What the task requires ->
Which lines include the word "framing"? Copy each of them.

==== Exercise inputs

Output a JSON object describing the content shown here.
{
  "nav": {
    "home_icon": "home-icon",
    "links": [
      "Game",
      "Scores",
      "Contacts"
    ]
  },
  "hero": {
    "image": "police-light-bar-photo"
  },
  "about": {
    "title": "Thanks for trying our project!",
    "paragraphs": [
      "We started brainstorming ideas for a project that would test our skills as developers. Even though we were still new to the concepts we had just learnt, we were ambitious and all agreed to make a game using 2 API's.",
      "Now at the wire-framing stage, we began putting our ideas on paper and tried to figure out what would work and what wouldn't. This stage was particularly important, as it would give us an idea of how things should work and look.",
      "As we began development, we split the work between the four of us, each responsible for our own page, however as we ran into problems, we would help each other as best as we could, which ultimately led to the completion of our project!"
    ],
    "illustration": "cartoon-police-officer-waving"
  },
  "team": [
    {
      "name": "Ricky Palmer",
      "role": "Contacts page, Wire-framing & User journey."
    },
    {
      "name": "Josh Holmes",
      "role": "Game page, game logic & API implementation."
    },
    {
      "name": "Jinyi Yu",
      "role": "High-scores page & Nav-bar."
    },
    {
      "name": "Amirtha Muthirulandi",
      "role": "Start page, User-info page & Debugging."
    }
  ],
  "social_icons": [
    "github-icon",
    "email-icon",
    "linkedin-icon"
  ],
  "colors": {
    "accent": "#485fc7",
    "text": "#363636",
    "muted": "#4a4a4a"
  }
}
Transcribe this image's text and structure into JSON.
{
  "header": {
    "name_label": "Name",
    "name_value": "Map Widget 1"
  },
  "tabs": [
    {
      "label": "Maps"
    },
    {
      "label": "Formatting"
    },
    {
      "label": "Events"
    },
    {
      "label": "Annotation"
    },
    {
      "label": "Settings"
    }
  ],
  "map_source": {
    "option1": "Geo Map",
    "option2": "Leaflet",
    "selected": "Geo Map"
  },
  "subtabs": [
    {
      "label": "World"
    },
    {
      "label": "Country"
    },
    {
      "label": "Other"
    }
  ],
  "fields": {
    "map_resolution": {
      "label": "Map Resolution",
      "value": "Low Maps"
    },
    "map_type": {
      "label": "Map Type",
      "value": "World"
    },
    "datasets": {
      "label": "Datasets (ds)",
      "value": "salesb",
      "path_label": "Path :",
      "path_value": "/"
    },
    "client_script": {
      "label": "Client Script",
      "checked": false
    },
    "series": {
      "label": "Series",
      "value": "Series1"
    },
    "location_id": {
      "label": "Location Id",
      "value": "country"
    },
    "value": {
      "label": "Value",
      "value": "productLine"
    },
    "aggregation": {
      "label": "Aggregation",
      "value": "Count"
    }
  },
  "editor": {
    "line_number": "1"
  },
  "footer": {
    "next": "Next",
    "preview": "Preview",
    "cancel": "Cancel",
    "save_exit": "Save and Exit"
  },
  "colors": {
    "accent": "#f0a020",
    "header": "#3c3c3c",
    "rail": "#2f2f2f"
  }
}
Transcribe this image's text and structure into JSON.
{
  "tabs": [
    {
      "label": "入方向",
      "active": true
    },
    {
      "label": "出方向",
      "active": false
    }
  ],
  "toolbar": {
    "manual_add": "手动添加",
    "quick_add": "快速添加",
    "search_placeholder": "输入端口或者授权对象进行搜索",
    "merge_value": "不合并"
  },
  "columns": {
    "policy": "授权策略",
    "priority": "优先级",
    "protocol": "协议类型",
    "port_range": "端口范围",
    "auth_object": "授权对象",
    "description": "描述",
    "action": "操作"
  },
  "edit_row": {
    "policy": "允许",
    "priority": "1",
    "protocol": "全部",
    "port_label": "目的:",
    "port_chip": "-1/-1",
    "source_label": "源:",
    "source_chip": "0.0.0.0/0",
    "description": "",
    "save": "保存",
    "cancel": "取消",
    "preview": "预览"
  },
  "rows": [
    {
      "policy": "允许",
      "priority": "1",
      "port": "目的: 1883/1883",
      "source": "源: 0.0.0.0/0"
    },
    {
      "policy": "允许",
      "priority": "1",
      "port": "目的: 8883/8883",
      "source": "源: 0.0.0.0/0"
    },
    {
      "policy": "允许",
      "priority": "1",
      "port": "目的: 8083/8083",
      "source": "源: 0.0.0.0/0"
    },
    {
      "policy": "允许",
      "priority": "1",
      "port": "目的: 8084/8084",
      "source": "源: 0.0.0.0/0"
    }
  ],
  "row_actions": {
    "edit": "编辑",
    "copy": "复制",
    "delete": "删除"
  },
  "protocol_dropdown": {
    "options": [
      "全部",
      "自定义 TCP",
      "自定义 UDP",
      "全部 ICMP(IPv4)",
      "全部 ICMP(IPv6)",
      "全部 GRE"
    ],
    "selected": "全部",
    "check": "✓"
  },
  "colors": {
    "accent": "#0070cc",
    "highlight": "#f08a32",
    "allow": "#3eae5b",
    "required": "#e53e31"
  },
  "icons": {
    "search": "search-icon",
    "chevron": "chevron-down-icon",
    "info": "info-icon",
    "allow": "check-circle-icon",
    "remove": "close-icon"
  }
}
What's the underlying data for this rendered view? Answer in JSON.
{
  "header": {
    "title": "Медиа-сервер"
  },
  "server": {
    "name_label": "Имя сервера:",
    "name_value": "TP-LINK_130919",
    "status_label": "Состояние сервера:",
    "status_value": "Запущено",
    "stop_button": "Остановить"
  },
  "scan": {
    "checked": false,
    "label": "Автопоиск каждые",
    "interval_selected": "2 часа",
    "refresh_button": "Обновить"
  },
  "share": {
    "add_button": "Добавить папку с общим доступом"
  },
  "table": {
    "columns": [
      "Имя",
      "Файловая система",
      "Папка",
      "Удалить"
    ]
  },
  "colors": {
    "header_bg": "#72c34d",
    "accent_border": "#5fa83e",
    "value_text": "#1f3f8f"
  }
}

========

The completed task ->
      "Now at the wire-framing stage, we began putting our ideas on paper and tried to figure out what would work and what wouldn't. This stage was particularly important, as it would give us an idea of how things should work and look.",
      "role": "Contacts page, Wire-framing & User journey."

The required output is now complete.